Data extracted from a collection
++++++++++
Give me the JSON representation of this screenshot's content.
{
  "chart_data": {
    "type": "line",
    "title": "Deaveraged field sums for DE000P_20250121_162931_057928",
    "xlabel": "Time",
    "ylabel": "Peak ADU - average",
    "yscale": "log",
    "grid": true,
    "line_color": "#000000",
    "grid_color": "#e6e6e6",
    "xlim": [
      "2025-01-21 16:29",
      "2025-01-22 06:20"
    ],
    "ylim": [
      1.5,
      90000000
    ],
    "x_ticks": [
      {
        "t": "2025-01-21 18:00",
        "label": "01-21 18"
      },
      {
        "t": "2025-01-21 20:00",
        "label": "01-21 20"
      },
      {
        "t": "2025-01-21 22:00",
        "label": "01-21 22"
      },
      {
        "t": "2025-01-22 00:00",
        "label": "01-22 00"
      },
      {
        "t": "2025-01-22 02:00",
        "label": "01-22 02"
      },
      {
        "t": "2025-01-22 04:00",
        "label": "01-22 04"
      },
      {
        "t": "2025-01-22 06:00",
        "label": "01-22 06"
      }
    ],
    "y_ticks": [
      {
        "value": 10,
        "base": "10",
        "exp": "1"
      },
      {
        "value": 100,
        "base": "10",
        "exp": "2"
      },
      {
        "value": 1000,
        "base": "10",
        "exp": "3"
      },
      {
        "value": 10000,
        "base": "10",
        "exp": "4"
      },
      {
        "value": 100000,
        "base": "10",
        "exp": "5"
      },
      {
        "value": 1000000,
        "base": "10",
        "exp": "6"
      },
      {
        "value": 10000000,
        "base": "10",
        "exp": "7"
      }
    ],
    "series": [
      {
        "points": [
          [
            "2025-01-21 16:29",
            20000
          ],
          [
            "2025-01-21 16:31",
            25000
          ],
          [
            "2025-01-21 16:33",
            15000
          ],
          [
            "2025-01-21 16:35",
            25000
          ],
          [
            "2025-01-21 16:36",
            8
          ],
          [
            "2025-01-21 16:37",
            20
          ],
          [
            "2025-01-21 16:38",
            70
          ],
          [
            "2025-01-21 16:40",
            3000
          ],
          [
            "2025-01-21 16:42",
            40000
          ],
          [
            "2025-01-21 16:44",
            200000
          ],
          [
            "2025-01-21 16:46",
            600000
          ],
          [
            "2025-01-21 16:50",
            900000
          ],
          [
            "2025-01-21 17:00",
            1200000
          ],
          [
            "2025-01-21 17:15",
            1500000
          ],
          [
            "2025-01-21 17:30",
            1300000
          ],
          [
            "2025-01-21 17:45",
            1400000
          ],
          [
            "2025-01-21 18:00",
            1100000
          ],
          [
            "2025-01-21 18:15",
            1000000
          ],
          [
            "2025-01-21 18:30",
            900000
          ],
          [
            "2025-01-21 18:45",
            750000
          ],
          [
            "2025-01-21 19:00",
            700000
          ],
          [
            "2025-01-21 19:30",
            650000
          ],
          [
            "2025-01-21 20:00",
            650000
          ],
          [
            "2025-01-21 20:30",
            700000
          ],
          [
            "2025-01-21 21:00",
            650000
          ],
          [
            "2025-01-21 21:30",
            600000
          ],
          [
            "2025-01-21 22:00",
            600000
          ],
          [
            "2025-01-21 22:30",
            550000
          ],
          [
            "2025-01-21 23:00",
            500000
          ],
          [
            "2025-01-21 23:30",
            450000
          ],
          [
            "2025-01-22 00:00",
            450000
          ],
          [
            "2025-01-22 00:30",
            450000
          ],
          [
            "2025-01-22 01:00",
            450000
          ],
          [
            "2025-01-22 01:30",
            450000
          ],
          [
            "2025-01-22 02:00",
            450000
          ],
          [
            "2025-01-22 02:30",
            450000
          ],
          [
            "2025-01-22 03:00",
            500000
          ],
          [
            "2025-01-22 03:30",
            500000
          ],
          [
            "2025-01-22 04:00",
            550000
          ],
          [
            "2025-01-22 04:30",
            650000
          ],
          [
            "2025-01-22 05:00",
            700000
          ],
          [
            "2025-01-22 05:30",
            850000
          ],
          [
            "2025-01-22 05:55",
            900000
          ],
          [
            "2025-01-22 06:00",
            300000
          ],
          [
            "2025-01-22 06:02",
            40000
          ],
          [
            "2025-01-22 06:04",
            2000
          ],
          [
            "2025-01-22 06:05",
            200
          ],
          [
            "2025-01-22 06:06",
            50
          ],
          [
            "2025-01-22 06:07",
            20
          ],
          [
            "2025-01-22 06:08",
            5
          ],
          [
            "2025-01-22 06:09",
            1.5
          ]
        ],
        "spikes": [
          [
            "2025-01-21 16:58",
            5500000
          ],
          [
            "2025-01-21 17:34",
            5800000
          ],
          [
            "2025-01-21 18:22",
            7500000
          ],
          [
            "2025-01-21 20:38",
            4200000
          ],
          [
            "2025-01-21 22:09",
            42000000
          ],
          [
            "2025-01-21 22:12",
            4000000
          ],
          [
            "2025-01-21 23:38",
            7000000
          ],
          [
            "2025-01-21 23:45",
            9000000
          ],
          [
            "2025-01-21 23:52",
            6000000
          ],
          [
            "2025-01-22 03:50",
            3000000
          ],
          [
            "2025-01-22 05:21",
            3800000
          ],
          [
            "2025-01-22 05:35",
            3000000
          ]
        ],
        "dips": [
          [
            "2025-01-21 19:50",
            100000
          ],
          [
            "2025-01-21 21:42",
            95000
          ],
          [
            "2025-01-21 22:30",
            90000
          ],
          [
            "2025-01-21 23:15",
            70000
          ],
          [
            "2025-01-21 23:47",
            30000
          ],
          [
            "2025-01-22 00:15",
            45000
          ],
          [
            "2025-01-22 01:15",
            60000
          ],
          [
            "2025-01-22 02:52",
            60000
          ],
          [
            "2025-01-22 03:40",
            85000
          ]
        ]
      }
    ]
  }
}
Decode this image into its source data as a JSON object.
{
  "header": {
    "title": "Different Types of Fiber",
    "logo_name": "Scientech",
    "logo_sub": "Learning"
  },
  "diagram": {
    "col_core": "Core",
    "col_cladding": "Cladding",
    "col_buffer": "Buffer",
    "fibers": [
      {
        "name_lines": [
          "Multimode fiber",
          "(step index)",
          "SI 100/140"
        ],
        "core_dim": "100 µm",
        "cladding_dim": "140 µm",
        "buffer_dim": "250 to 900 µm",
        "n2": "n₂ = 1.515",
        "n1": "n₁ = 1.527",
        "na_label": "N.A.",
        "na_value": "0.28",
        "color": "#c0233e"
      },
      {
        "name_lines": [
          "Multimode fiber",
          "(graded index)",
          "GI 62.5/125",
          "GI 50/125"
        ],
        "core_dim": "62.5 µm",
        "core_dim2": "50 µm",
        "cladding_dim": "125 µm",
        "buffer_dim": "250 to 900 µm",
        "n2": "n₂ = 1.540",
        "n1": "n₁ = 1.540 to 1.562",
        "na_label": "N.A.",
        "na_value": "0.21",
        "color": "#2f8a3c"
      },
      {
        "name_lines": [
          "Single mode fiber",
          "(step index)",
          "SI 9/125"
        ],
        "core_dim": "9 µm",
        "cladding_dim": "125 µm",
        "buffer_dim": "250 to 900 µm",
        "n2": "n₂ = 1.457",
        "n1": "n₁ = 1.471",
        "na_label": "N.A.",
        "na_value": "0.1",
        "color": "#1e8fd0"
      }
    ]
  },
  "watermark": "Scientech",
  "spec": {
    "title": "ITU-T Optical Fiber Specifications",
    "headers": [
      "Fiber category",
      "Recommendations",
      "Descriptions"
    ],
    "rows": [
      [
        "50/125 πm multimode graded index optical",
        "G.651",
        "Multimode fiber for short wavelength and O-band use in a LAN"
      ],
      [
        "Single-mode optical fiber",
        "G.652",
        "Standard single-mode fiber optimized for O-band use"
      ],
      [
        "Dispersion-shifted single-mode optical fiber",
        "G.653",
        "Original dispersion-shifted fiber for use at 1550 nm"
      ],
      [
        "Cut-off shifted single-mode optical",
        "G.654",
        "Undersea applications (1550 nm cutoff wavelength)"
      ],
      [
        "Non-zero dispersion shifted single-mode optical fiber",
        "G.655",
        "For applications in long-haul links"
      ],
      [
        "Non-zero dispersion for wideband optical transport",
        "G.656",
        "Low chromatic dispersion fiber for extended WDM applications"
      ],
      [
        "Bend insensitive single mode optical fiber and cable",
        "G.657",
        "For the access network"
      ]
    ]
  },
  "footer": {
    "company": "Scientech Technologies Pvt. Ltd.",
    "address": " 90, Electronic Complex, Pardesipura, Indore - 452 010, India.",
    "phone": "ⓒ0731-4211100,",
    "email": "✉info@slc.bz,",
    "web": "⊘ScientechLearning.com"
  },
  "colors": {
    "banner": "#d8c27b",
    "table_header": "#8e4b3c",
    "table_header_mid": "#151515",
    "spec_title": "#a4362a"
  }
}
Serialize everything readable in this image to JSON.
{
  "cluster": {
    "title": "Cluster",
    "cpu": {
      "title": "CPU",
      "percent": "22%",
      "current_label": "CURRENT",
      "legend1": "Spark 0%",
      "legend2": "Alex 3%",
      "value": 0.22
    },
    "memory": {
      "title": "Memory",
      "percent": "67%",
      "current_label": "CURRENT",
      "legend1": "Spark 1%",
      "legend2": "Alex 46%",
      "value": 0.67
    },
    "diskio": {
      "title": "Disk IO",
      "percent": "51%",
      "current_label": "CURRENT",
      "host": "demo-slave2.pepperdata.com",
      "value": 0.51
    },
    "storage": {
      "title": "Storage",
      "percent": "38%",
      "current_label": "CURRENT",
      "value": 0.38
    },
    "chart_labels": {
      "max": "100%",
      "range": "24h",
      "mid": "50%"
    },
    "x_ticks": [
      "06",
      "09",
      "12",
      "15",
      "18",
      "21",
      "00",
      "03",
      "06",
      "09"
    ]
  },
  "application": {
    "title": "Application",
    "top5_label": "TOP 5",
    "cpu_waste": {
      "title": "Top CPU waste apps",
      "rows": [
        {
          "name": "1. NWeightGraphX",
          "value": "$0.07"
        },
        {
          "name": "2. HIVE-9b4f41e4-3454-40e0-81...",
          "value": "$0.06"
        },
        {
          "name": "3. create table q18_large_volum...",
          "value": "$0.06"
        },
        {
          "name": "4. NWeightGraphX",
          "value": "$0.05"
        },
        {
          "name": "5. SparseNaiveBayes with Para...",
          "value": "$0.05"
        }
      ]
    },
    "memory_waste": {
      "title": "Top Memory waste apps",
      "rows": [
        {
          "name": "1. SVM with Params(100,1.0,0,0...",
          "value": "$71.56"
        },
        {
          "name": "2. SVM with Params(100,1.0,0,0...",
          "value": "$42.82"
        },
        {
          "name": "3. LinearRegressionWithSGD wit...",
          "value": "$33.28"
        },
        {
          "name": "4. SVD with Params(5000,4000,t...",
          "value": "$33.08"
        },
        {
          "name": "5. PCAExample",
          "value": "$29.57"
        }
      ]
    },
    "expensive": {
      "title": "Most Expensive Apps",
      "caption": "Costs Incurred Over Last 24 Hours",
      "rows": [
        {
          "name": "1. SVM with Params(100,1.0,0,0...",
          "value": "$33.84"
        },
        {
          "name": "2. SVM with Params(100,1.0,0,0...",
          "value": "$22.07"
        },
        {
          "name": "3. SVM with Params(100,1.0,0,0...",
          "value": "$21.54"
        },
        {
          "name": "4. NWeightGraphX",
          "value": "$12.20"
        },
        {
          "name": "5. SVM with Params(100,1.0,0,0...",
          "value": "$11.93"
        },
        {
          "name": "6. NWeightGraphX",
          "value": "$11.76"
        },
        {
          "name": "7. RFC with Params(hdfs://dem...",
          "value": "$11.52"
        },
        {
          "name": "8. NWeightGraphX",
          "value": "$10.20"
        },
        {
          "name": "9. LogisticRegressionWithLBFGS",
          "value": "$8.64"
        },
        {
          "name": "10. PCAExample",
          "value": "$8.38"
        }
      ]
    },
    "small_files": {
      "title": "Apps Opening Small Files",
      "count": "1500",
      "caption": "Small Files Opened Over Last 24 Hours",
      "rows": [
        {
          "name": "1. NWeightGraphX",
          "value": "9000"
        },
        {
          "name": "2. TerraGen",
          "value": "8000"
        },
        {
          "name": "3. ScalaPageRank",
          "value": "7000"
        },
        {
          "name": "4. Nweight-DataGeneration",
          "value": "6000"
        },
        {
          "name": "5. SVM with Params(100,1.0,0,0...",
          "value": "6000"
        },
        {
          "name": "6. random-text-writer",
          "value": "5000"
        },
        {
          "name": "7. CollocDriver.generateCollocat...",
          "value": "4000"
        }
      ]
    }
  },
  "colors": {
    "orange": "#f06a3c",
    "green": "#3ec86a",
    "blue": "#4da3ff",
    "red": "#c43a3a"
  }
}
++++++++++
Work instructions: Check each line of the entries above for the word "percent". List the ones that have it.

Written solution:
      "percent": "22%",
      "percent": "67%",
      "percent": "51%",
      "percent": "38%",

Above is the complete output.